:: Extracted records ::
* Begin *

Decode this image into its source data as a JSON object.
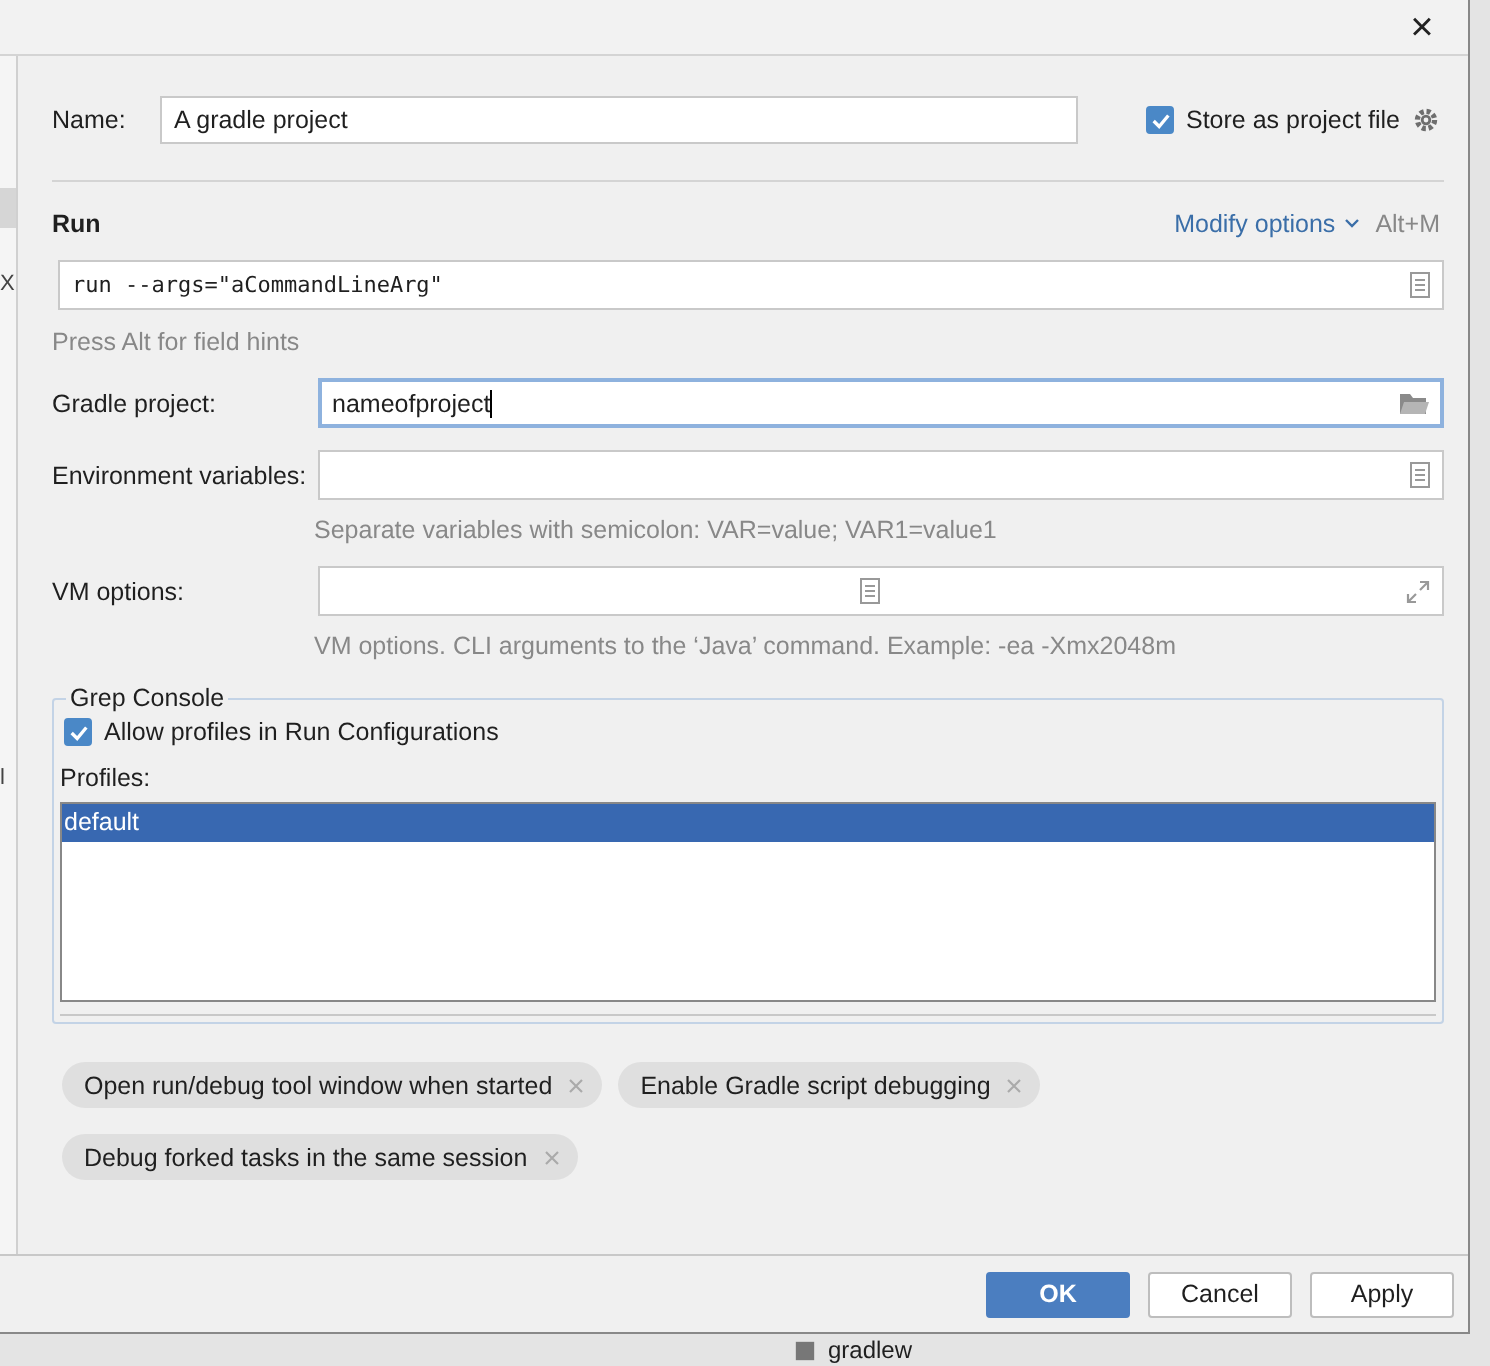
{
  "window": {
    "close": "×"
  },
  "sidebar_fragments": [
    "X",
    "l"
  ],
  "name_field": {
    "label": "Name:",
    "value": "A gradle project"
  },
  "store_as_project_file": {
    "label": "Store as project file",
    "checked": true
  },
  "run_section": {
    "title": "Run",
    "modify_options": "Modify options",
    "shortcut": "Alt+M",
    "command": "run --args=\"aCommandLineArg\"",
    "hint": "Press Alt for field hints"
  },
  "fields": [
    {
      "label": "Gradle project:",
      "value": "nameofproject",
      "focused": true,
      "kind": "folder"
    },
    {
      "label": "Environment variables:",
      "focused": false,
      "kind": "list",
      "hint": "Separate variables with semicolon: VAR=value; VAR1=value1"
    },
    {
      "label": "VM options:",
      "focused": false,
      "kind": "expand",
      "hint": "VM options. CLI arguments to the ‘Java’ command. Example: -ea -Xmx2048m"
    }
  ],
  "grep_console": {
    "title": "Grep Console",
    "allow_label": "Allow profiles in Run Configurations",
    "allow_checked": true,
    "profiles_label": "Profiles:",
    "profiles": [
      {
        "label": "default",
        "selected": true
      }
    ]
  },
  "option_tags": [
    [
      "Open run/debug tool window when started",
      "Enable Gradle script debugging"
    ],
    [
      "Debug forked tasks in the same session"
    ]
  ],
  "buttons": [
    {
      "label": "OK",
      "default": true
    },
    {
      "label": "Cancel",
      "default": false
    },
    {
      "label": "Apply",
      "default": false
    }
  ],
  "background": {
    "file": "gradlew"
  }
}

* End *

:: DESCRIPTION OF THE TASK ::
Copy out every line of the material above that mentions the word "options".

:: RESPONSE TO THIS EXERCISE ::
    "modify_options": "Modify options",
      "label": "VM options:",
      "hint": "VM options. CLI arguments to the ‘Java’ command. Example: -ea -Xmx2048m"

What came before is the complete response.